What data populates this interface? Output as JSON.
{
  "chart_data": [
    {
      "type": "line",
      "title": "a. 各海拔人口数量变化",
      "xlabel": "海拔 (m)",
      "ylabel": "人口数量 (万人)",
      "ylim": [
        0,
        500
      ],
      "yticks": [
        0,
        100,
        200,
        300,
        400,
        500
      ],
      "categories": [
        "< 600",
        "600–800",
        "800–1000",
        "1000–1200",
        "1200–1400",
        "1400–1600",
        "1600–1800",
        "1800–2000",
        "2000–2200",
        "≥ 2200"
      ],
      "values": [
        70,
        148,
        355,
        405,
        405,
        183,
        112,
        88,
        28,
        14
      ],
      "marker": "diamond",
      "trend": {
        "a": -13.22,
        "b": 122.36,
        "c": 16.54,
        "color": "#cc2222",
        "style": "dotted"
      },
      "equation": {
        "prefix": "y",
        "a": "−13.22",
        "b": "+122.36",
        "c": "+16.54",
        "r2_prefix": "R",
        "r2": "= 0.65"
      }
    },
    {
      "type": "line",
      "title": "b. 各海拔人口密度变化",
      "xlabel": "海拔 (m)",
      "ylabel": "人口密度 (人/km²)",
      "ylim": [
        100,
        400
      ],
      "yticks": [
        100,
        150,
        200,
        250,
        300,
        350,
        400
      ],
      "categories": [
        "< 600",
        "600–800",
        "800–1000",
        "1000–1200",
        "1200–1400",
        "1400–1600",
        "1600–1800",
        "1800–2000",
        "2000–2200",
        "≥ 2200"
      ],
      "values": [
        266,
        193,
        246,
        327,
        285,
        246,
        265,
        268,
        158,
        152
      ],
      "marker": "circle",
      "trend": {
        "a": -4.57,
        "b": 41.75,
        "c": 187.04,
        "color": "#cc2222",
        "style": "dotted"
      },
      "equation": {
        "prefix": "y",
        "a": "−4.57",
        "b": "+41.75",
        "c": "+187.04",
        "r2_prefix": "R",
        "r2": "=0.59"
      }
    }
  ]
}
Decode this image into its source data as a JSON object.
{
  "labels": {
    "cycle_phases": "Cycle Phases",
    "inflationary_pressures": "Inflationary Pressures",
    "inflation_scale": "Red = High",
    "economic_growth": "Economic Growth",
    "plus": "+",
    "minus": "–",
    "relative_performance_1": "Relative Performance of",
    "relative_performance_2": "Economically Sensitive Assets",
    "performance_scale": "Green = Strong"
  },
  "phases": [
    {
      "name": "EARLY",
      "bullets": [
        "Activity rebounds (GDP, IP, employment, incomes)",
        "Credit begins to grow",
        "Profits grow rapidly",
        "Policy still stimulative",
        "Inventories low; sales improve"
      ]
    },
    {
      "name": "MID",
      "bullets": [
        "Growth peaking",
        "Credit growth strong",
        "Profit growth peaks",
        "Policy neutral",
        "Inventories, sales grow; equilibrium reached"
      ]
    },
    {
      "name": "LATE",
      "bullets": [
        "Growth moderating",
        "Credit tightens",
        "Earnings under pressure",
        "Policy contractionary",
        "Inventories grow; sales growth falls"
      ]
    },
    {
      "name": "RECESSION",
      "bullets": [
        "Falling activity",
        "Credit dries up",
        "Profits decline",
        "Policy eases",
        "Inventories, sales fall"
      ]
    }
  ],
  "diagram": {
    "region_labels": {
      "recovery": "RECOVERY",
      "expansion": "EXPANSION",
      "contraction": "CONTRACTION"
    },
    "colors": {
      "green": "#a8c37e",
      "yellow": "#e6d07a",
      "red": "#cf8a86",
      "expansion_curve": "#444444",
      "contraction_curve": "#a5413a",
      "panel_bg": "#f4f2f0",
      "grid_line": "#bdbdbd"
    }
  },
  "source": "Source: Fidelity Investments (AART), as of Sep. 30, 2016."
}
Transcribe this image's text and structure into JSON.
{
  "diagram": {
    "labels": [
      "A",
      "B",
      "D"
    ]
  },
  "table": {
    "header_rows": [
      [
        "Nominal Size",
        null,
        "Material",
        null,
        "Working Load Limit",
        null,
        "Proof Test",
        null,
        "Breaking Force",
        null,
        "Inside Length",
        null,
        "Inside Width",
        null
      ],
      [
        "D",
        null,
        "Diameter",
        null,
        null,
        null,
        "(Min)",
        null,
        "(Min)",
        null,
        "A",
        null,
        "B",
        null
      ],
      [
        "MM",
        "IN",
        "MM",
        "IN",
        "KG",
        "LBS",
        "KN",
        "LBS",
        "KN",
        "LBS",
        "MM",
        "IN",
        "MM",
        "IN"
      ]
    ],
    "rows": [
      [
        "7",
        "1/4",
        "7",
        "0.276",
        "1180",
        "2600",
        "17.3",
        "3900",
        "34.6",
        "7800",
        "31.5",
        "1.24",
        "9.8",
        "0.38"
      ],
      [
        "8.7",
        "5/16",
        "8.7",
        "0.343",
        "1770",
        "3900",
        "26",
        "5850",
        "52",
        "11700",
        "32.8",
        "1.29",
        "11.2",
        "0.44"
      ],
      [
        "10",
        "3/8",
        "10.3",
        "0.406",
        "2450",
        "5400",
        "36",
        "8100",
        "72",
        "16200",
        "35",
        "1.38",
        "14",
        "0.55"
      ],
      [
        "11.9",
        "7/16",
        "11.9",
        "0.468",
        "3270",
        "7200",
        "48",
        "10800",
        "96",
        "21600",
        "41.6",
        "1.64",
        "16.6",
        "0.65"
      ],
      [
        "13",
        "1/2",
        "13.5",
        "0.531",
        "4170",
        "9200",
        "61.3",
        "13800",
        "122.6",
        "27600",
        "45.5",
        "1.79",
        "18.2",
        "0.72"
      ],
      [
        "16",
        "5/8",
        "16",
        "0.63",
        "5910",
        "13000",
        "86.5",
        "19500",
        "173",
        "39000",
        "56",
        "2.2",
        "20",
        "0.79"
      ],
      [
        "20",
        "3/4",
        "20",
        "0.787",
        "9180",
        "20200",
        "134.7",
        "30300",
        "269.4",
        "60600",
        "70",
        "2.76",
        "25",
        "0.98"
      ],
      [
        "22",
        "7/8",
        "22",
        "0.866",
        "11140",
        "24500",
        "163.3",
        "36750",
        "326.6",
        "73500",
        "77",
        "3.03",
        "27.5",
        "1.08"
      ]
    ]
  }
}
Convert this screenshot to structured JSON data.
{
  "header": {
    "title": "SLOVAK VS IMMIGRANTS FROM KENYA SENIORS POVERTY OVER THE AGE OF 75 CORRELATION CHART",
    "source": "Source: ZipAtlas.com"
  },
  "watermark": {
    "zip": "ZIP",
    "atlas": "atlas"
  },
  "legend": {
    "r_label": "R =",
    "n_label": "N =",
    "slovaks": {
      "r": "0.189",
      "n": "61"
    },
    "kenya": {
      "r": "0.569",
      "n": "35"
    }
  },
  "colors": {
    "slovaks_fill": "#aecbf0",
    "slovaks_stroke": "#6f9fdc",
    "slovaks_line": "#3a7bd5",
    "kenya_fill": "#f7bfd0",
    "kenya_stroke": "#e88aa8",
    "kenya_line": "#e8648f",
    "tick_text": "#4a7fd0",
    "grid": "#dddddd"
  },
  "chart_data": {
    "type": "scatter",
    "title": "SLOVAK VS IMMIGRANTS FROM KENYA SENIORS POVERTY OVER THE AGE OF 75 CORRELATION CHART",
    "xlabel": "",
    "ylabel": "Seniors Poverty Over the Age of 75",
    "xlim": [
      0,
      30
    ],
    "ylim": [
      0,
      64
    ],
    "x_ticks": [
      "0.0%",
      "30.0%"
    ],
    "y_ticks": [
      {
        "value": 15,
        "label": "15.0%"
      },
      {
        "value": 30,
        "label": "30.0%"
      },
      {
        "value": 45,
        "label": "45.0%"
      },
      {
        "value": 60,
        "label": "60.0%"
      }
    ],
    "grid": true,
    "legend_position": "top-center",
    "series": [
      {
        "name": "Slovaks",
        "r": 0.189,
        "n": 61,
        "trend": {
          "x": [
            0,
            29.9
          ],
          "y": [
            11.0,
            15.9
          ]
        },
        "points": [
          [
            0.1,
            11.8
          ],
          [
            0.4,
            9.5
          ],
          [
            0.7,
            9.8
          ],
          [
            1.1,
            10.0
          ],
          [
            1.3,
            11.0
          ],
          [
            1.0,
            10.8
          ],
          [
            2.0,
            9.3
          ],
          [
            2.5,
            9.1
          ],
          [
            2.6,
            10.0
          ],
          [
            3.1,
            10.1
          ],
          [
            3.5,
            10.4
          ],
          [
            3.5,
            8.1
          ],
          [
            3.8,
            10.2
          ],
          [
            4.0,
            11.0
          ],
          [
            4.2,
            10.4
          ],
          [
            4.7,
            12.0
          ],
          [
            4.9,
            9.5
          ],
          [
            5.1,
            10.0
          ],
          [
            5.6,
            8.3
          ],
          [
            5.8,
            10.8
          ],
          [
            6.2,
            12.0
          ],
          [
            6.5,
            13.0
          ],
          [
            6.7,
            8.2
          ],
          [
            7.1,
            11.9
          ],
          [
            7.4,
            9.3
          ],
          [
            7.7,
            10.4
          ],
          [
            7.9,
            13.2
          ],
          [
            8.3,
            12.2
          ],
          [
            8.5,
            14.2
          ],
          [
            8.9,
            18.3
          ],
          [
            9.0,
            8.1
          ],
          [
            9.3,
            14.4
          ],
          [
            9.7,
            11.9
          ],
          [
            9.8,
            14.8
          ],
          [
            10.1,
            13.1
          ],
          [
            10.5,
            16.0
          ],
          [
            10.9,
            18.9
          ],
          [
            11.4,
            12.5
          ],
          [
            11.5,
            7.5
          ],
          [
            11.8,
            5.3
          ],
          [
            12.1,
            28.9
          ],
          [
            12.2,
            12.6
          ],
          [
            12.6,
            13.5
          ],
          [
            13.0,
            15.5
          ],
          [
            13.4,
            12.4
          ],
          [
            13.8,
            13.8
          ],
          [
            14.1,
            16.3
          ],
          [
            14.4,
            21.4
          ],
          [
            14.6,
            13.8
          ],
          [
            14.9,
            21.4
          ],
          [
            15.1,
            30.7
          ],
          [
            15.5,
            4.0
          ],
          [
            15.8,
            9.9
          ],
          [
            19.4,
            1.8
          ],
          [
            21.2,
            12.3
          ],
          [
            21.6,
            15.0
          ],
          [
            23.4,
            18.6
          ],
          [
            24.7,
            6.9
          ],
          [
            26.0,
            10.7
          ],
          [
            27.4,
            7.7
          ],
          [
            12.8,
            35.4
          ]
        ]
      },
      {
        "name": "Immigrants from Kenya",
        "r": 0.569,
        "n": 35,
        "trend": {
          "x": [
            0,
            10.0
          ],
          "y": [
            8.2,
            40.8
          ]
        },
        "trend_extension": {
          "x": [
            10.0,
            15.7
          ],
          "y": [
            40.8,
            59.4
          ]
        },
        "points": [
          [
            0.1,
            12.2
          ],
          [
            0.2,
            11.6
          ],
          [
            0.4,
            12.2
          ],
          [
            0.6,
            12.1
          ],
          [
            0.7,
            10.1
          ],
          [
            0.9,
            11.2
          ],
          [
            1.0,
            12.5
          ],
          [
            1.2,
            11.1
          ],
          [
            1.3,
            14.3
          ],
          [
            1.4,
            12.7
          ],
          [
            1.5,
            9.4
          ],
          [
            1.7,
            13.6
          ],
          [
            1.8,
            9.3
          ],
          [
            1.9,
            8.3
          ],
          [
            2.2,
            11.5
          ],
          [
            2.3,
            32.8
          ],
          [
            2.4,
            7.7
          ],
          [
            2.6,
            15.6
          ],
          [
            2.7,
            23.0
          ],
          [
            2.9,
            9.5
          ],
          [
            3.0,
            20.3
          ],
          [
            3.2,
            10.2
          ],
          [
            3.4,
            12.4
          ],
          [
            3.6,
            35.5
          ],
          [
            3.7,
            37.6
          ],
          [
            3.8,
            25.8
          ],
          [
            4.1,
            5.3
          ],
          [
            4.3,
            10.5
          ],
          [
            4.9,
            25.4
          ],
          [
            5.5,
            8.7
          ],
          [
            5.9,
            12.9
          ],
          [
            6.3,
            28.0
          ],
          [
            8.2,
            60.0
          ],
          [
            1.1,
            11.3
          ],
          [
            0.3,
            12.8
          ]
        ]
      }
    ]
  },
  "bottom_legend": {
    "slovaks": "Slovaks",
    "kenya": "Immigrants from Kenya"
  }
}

──────────

## Given request:
Copy every line above in which the string "Credit" shows up.

## Complete response:
        "Credit begins to grow",
        "Credit growth strong",
        "Credit tightens",
        "Credit dries up",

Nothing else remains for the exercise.